→ **Prompt**:
State the number of lines that contain "แบบอ", with no other text.

→ **Material provided**:
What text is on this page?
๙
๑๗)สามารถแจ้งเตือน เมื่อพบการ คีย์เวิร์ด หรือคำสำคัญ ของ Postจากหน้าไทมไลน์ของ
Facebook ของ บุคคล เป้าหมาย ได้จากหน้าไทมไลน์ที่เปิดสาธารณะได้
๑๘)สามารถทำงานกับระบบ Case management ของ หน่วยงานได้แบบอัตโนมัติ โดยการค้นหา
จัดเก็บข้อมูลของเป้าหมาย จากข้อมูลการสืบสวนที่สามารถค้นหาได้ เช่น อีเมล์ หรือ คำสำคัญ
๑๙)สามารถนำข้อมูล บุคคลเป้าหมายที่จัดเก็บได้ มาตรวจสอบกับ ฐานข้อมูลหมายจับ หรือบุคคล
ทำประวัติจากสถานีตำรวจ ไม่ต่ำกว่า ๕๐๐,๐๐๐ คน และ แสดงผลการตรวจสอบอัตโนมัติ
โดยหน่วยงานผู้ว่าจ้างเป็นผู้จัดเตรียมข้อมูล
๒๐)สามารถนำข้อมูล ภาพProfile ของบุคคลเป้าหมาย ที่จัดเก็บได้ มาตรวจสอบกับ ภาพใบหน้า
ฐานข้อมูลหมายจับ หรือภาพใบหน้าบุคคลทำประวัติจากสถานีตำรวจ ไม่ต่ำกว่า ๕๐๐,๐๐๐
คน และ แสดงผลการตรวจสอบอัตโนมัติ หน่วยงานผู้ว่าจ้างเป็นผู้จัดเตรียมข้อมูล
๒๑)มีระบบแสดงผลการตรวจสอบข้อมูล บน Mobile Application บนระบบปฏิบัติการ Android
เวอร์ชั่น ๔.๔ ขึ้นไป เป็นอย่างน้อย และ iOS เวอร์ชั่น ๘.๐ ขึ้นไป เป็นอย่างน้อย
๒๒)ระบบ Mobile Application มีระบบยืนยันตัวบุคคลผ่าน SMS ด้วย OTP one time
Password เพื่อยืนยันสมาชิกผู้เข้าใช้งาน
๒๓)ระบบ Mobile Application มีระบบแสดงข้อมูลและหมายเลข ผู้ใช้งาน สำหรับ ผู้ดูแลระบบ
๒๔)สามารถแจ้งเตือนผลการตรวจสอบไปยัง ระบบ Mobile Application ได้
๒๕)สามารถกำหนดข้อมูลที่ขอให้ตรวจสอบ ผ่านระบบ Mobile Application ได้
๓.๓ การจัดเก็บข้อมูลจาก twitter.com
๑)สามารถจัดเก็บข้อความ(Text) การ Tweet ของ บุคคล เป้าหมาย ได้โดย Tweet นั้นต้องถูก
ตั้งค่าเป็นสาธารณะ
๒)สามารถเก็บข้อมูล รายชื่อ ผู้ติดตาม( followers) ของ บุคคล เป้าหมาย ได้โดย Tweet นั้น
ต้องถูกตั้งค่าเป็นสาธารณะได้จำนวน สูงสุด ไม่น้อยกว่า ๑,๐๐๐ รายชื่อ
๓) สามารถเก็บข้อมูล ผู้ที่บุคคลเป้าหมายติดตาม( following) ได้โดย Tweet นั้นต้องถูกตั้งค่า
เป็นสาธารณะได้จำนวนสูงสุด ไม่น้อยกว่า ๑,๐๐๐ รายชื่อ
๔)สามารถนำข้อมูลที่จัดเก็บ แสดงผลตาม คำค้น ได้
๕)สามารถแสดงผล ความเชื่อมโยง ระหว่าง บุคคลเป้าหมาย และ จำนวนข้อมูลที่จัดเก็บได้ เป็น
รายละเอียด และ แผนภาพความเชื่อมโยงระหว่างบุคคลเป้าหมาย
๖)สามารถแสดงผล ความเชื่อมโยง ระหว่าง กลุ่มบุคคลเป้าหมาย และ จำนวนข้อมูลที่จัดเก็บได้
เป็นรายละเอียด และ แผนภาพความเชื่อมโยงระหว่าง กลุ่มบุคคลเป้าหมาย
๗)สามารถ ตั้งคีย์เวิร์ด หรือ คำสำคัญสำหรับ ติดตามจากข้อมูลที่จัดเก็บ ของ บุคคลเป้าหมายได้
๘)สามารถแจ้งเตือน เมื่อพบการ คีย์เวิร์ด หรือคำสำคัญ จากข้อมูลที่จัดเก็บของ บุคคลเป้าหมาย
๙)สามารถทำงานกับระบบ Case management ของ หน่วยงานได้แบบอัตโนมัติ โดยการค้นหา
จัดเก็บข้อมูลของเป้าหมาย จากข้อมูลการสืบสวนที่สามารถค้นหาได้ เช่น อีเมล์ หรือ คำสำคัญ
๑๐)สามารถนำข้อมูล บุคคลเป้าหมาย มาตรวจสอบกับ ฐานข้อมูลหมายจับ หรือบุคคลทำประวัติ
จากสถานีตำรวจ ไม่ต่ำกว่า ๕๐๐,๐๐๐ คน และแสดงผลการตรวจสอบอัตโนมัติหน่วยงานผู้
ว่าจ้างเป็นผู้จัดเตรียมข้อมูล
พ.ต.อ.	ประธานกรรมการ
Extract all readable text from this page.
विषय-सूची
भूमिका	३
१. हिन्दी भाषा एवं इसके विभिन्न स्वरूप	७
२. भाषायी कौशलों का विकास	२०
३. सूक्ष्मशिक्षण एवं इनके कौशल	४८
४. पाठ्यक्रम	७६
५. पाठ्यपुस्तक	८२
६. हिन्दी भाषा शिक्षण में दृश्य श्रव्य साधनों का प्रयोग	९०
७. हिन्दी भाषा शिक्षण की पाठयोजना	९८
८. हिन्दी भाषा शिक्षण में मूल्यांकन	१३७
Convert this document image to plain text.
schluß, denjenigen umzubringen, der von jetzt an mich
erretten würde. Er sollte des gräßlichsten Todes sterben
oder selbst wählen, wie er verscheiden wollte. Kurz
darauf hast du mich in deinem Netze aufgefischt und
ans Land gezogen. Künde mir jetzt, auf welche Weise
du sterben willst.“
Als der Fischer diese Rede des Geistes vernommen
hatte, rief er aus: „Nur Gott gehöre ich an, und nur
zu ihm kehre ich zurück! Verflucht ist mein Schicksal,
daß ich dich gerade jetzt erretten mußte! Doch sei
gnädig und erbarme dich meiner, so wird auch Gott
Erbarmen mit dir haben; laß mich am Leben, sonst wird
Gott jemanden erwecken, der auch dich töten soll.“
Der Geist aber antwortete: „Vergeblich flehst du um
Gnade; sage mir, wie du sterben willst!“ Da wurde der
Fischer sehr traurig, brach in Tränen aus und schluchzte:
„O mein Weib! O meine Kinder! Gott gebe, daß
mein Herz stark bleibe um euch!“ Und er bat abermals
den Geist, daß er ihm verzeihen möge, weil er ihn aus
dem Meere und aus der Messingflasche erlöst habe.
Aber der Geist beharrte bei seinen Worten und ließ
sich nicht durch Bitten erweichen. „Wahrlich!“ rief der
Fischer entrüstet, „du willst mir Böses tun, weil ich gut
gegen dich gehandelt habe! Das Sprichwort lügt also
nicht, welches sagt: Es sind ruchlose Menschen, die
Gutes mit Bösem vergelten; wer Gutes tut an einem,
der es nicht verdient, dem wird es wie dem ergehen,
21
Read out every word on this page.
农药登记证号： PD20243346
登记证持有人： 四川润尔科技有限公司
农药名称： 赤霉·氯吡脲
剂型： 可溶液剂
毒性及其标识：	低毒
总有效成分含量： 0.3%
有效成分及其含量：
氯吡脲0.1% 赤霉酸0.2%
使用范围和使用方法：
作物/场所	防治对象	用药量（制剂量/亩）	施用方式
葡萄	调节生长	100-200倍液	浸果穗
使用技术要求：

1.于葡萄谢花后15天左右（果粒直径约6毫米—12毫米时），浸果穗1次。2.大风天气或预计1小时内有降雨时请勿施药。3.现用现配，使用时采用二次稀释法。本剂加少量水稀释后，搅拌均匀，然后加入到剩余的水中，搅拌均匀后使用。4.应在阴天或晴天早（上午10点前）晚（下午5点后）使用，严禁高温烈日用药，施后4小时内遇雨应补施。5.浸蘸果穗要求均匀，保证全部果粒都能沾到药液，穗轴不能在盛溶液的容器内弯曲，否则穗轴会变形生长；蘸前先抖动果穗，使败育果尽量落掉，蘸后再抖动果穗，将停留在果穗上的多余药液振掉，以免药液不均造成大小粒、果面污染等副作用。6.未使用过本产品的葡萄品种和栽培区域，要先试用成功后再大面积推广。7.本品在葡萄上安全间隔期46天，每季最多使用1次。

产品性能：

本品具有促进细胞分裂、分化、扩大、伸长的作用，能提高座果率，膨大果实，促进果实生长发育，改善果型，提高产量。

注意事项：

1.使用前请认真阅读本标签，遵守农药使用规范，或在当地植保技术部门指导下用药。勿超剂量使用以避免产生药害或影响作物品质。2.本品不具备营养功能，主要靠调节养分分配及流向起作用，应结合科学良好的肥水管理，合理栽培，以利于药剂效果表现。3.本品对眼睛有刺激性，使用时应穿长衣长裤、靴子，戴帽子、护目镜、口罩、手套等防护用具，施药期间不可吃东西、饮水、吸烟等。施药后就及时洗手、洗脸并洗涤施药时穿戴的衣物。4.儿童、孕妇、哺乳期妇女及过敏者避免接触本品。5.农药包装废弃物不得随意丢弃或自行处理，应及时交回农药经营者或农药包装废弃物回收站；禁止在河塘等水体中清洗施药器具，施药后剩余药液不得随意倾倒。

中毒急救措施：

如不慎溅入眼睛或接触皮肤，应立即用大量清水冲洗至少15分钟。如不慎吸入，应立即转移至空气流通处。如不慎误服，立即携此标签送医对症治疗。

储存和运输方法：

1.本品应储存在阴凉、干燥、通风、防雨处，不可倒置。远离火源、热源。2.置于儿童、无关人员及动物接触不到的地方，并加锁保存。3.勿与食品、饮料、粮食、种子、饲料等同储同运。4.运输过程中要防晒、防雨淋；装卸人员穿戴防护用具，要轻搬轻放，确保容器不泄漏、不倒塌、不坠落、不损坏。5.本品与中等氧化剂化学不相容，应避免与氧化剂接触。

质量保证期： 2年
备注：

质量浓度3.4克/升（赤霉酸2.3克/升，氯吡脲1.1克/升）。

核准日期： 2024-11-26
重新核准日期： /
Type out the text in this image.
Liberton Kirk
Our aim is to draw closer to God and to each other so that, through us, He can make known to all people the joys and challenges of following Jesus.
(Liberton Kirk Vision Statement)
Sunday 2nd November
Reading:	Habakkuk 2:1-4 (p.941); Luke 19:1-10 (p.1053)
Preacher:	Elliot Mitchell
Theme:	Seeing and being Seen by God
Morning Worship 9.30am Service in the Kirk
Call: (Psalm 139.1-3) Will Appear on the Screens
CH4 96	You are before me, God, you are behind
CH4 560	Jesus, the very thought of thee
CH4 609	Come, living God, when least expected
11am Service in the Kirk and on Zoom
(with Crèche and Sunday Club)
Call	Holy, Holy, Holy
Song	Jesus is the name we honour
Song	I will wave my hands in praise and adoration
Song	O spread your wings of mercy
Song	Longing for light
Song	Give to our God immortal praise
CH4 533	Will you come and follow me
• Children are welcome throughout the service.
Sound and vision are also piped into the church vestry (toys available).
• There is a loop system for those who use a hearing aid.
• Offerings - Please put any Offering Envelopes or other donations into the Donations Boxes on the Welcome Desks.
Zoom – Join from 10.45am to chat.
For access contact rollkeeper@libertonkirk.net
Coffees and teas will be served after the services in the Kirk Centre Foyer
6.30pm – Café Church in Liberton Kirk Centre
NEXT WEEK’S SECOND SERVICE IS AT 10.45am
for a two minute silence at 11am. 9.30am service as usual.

→ **The reply**:
2